Objective:
Find the lines with the string "Control" and return them.

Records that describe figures
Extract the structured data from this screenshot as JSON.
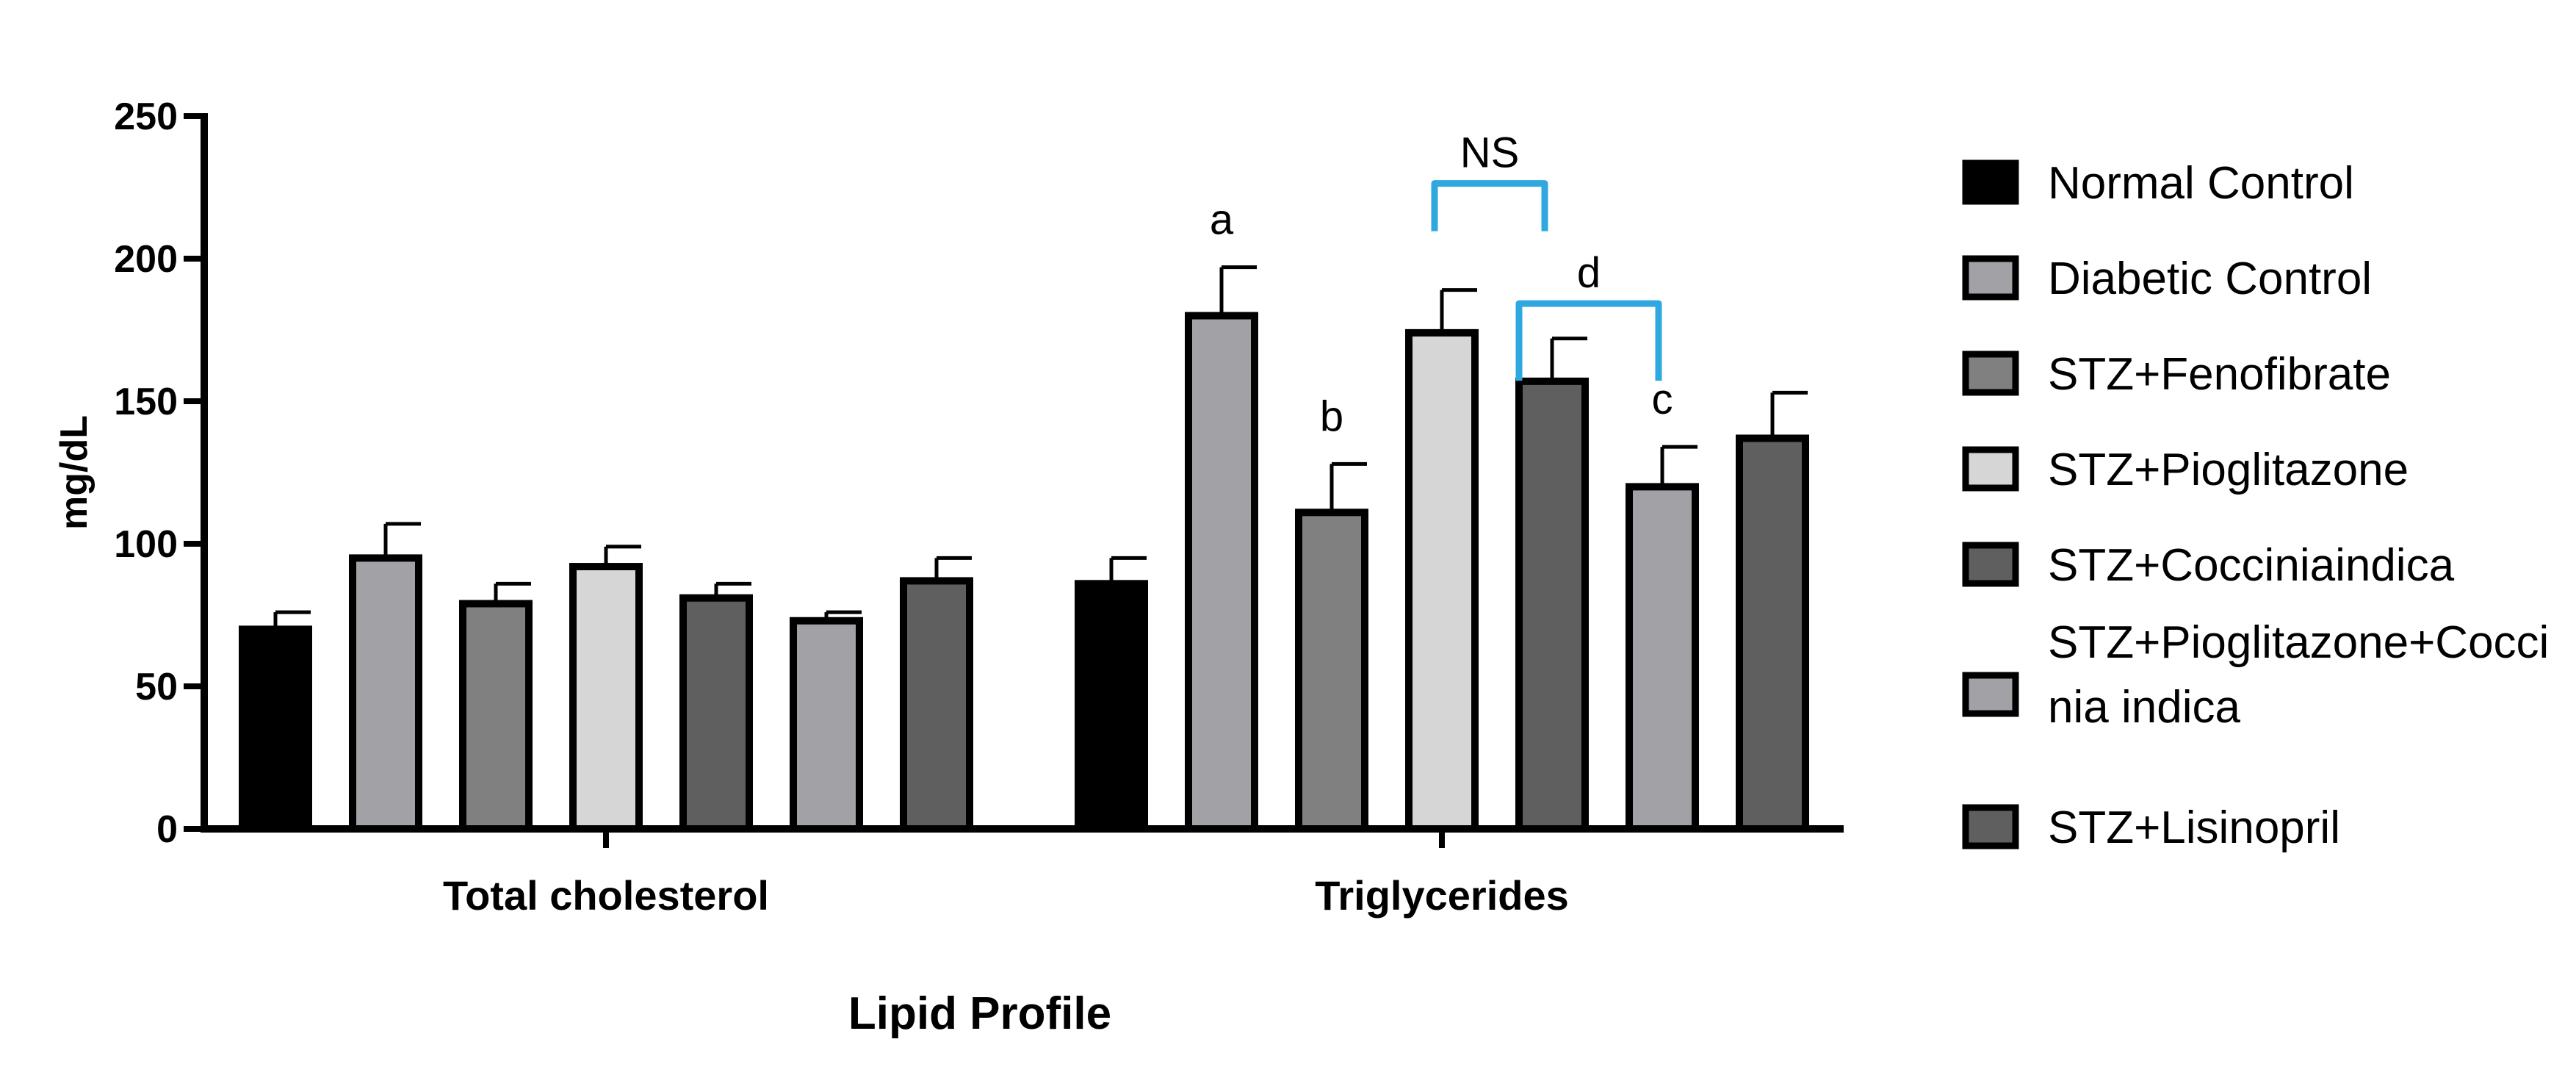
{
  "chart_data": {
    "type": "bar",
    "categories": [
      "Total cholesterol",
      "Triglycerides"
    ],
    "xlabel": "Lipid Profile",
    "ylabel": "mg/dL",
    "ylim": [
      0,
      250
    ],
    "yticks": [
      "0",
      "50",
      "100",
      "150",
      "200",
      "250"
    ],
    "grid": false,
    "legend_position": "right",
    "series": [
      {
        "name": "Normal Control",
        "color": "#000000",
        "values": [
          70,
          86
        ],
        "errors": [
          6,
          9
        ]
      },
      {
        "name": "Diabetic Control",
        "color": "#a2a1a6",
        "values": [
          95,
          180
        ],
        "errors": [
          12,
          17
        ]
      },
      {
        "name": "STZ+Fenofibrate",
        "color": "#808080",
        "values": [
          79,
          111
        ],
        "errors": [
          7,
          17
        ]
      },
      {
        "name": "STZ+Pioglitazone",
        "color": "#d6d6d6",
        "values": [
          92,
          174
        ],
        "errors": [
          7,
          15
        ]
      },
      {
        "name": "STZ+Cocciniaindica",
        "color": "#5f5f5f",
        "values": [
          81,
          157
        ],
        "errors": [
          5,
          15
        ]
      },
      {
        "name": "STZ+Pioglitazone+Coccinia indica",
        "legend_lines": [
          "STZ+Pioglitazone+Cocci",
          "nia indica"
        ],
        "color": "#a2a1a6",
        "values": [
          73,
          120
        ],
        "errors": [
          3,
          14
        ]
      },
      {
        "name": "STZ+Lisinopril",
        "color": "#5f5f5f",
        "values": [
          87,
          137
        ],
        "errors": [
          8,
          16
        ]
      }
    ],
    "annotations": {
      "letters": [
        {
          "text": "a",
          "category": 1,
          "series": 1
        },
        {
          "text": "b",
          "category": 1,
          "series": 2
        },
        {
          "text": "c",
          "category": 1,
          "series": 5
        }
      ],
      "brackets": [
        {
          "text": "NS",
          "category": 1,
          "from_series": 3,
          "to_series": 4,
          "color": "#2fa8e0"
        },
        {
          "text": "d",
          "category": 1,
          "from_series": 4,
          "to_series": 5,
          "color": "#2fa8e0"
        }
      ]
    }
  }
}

* * *

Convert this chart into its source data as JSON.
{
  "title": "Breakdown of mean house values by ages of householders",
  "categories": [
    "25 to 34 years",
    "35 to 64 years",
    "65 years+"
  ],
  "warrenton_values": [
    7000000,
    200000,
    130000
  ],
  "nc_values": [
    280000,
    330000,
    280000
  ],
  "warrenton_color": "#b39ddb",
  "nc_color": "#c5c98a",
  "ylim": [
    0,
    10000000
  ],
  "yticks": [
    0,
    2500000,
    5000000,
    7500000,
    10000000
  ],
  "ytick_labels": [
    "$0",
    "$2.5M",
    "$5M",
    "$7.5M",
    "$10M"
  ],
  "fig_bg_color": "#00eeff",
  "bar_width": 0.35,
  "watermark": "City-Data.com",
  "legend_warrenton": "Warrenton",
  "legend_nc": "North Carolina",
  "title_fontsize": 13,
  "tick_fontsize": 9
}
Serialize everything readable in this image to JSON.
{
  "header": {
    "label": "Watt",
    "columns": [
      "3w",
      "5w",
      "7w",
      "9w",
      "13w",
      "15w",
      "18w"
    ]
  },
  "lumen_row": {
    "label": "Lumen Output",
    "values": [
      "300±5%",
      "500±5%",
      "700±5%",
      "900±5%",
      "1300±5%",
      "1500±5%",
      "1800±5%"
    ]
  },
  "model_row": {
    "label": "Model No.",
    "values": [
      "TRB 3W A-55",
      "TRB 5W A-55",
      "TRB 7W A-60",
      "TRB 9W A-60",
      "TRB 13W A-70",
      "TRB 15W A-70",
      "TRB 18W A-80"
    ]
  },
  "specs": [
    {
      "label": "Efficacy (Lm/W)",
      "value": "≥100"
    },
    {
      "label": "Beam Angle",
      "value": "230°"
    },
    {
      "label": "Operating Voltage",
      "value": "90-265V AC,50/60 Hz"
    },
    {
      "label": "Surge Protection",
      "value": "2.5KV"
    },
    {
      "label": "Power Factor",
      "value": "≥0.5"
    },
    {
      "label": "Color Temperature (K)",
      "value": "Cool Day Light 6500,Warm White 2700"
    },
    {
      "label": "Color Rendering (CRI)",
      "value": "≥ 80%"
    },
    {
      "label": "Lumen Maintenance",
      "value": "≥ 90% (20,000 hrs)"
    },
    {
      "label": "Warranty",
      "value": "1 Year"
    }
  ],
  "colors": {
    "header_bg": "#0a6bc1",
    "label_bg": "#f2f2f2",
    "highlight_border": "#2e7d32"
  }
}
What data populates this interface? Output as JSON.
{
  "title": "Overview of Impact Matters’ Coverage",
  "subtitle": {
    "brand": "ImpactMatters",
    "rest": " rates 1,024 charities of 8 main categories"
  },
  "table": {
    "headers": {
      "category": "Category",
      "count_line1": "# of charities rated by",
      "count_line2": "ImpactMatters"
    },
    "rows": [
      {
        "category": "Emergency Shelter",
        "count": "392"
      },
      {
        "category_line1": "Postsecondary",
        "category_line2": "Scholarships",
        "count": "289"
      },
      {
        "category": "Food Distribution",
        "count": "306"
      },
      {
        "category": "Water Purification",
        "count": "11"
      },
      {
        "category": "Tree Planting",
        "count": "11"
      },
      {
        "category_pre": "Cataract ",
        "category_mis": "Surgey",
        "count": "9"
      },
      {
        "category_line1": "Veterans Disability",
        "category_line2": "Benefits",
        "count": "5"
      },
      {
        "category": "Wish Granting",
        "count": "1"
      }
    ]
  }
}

Full response:
        "name": "Normal Control",
        "name": "Diabetic Control",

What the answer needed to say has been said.